-- START OF Data for this task --
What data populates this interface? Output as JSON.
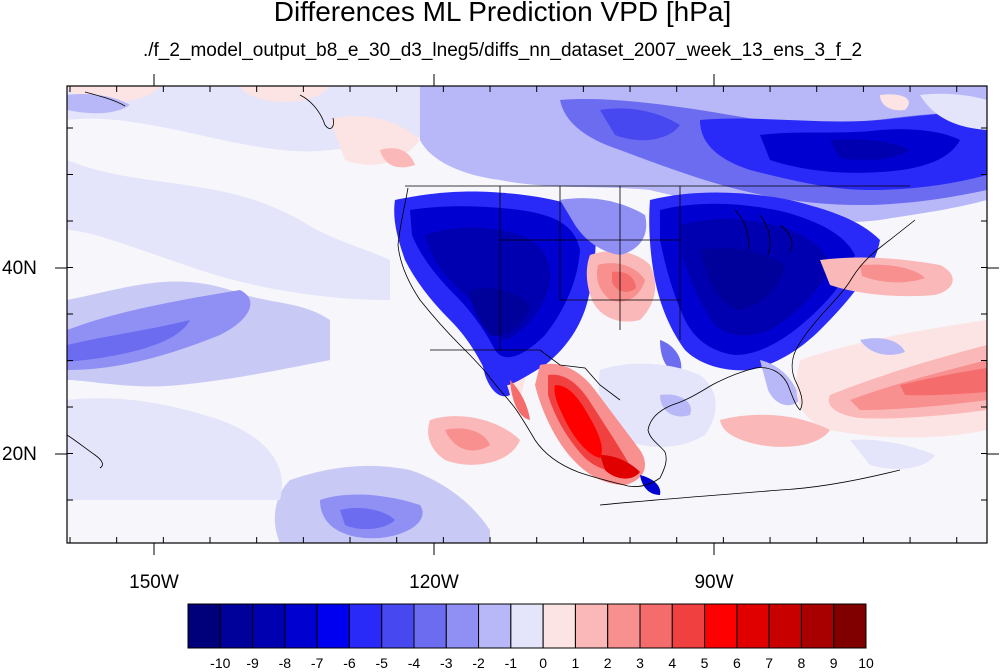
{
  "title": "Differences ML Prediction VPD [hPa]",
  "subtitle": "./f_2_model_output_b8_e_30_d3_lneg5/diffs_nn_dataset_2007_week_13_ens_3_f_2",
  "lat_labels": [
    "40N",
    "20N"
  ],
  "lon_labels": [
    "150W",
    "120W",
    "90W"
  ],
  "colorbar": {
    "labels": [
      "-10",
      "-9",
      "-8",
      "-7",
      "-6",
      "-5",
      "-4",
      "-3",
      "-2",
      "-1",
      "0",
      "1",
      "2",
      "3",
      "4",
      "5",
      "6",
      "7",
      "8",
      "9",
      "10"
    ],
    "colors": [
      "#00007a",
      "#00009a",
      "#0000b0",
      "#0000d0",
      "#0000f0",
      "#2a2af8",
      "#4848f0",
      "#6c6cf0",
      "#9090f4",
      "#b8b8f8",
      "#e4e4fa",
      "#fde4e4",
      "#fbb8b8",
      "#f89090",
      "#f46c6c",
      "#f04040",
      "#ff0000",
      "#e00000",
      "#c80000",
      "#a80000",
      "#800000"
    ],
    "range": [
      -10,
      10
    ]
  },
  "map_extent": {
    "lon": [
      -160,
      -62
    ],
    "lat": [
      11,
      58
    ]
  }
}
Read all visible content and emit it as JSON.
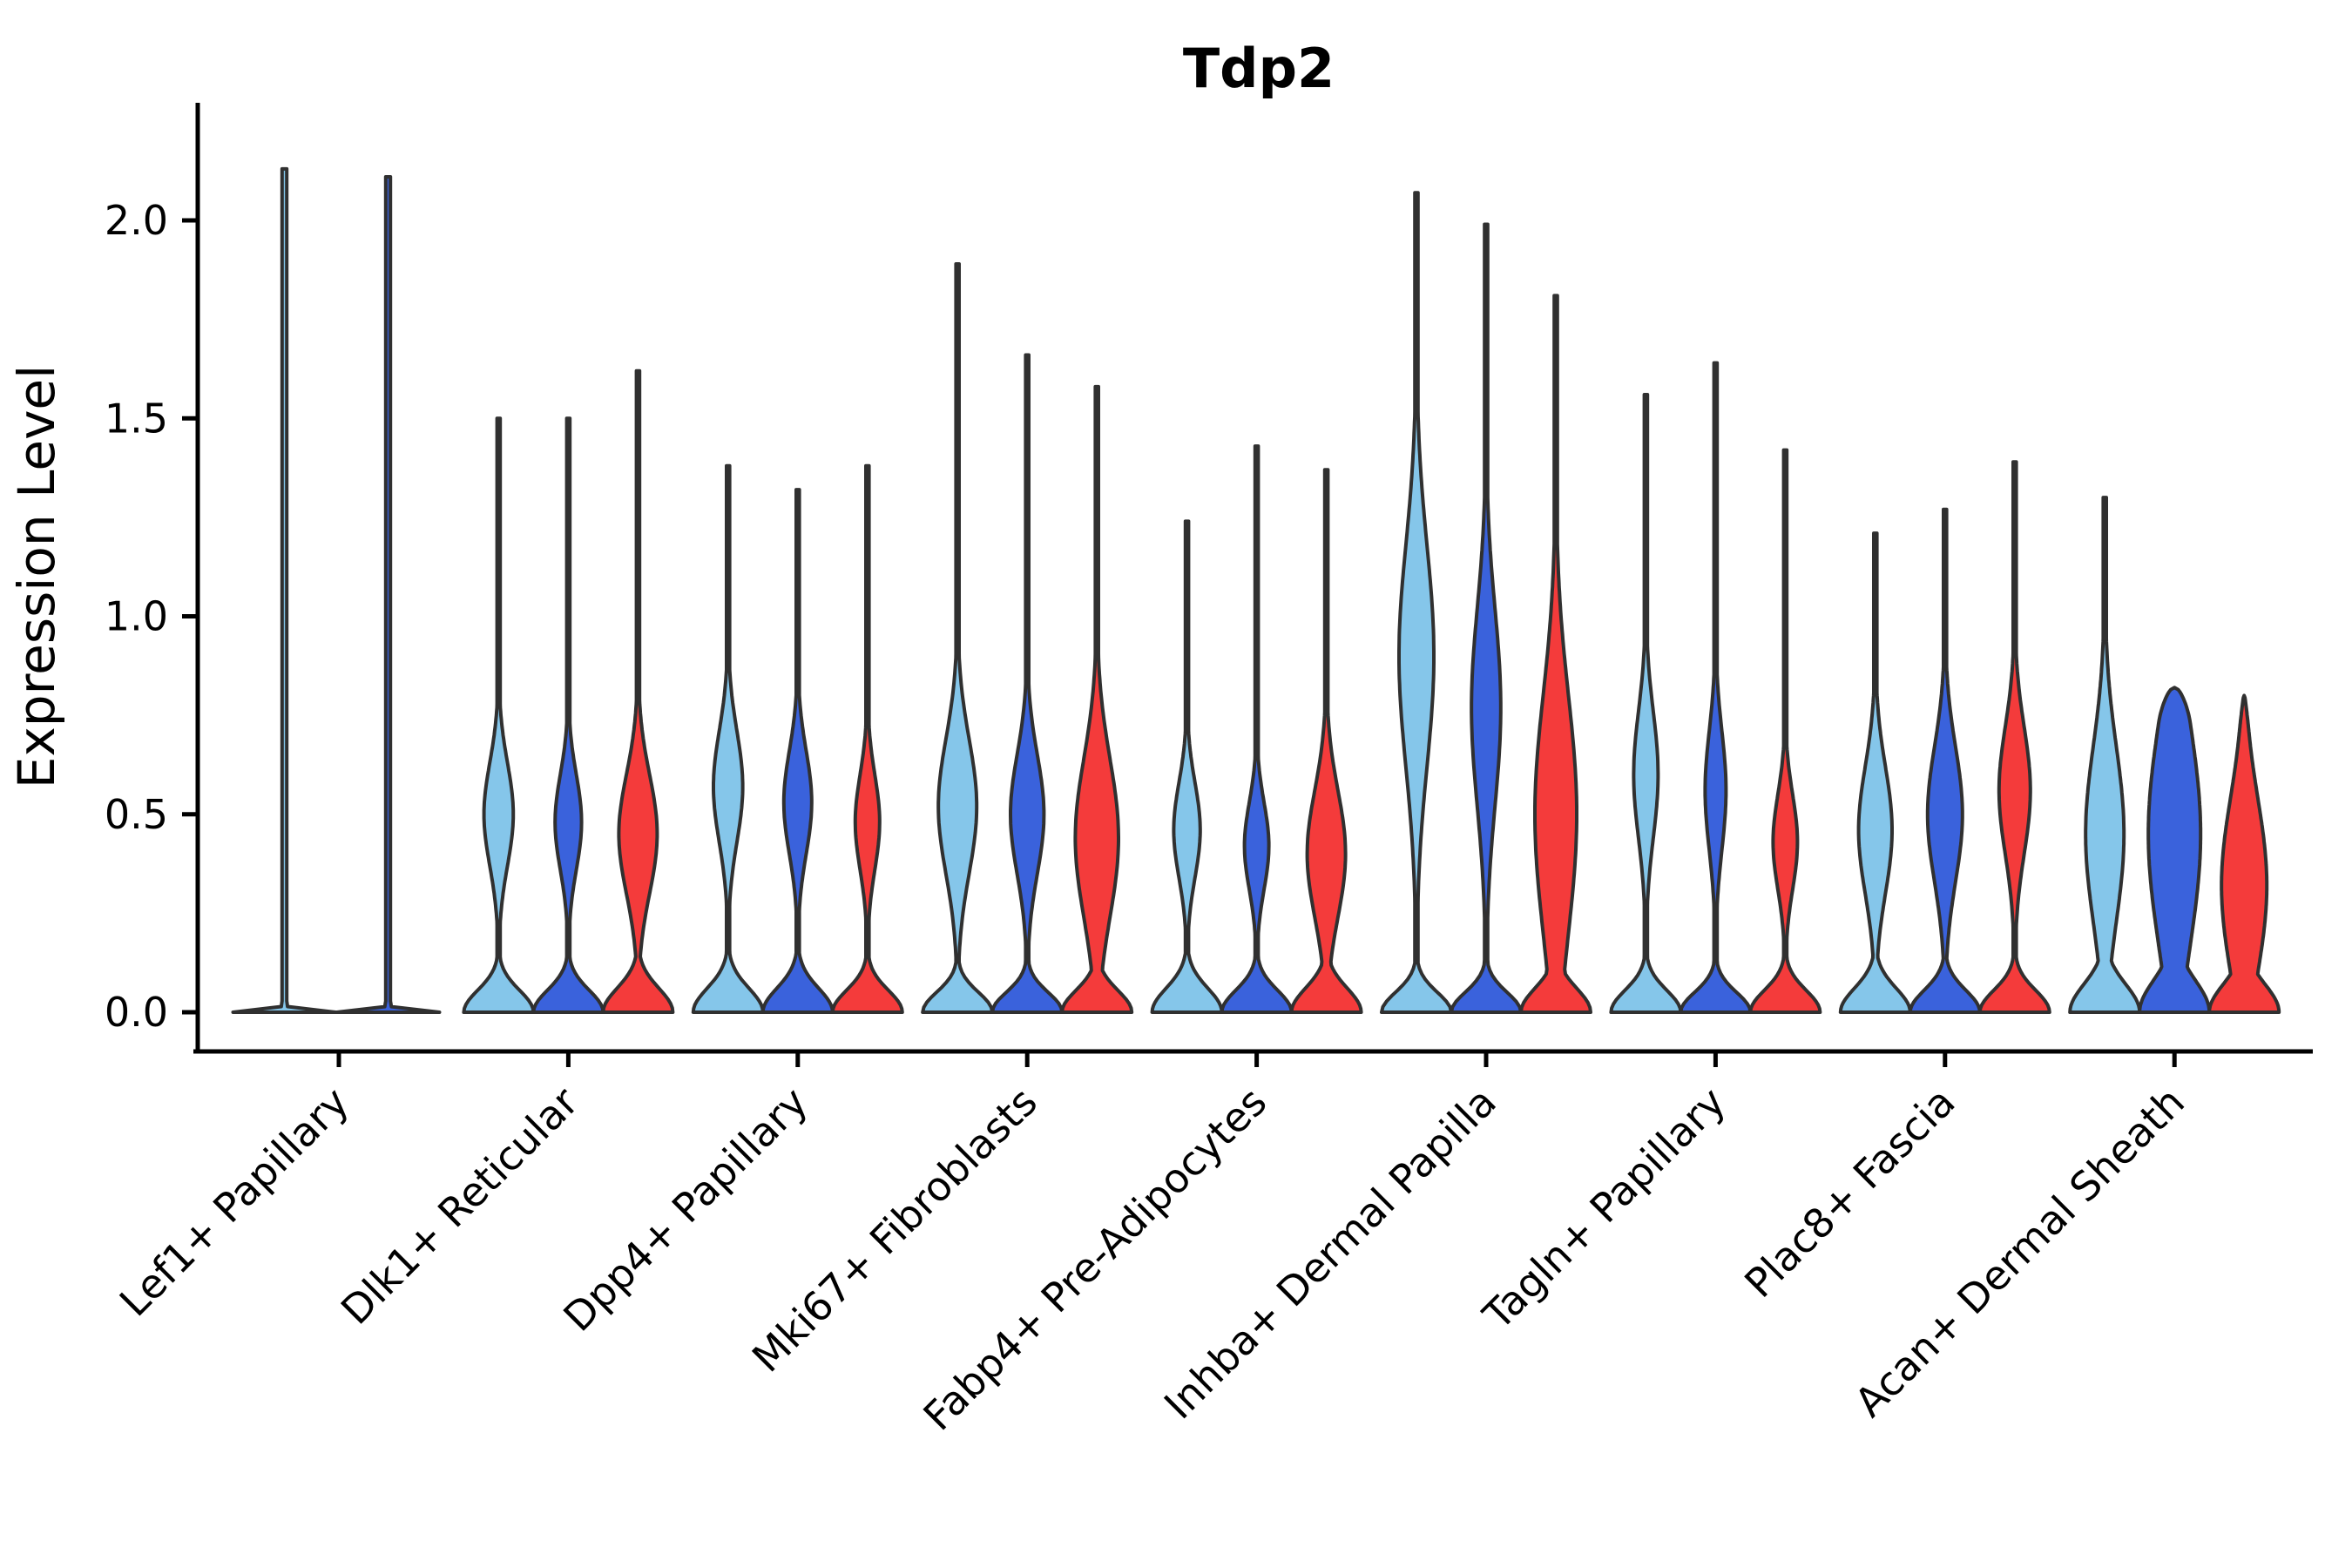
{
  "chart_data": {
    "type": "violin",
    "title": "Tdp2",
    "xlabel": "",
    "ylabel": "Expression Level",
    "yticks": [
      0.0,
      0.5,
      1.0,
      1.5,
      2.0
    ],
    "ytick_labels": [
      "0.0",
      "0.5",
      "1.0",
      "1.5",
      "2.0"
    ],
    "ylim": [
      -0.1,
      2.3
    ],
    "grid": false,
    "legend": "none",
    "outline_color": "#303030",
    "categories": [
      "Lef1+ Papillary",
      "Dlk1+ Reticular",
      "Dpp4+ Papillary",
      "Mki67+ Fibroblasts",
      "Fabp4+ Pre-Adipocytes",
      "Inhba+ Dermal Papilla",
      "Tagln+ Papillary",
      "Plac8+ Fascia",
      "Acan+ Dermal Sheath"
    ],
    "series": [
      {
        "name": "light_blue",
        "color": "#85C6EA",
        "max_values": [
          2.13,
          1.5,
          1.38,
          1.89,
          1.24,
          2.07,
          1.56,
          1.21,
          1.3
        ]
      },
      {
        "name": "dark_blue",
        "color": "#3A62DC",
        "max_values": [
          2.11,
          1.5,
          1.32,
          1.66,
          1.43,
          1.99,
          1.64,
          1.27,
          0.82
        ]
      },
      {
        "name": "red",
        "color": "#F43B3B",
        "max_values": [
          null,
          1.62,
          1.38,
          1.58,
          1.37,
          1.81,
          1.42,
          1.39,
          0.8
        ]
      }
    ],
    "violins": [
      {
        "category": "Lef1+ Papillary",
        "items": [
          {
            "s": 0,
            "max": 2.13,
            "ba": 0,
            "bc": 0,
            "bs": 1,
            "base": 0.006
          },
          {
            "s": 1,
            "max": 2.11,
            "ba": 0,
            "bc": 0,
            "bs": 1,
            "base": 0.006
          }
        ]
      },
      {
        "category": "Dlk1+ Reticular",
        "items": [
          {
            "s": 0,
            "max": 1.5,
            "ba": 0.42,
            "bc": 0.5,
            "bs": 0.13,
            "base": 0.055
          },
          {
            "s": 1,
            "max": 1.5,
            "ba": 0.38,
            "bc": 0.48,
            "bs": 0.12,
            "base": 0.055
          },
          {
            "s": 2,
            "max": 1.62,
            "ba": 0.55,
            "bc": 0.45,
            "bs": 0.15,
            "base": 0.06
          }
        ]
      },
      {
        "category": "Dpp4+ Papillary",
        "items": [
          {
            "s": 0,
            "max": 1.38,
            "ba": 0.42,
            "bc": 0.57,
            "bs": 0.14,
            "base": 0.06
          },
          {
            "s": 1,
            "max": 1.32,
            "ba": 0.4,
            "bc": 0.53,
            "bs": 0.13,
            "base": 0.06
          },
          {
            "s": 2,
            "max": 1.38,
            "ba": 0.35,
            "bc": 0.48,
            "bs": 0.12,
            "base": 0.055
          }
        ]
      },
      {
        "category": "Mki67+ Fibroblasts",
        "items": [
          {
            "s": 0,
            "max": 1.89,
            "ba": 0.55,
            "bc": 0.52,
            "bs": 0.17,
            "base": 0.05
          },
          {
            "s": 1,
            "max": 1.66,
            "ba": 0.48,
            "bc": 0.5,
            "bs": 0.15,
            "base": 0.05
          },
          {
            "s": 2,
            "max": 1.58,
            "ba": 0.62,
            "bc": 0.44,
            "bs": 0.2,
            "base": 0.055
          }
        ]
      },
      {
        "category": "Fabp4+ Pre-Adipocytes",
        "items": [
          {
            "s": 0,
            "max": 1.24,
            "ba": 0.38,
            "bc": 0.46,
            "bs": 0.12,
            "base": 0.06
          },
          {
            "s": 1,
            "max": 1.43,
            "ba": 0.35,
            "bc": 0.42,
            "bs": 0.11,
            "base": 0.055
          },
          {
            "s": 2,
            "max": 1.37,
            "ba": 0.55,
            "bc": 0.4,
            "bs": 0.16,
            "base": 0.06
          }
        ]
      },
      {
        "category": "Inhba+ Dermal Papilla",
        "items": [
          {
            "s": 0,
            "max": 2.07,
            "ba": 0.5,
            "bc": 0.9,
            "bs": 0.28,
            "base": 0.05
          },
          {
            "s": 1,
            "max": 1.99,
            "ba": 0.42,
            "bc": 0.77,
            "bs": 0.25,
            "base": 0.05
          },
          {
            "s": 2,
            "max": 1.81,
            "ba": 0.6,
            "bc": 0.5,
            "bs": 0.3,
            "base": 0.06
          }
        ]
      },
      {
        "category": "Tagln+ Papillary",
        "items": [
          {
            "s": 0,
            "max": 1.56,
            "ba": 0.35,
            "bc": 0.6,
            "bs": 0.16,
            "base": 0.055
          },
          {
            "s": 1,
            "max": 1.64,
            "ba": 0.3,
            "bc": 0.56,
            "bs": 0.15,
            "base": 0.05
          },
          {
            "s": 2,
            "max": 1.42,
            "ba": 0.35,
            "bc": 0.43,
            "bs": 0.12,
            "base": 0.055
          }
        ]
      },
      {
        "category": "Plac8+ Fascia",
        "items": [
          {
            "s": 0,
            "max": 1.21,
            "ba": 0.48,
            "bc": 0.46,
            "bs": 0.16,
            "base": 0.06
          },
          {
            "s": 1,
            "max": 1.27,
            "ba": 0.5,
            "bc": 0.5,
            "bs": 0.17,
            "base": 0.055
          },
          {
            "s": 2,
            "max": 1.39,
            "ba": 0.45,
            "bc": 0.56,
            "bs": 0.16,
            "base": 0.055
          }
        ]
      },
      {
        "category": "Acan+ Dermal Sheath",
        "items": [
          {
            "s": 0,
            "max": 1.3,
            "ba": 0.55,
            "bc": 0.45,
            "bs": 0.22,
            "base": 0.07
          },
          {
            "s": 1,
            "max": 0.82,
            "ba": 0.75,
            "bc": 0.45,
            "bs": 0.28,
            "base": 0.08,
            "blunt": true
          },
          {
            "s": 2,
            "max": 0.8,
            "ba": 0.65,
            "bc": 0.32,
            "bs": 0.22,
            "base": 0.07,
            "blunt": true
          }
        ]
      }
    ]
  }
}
-- END OF Data for this task --
▸ **The request**
Identify the lines above with the word "category". Copy them.

▸ **Expected answer**
        "category": "Lef1+ Papillary",
        "category": "Dlk1+ Reticular",
        "category": "Dpp4+ Papillary",
        "category": "Mki67+ Fibroblasts",
        "category": "Fabp4+ Pre-Adipocytes",
        "category": "Inhba+ Dermal Papilla",
        "category": "Tagln+ Papillary",
        "category": "Plac8+ Fascia",
        "category": "Acan+ Dermal Sheath",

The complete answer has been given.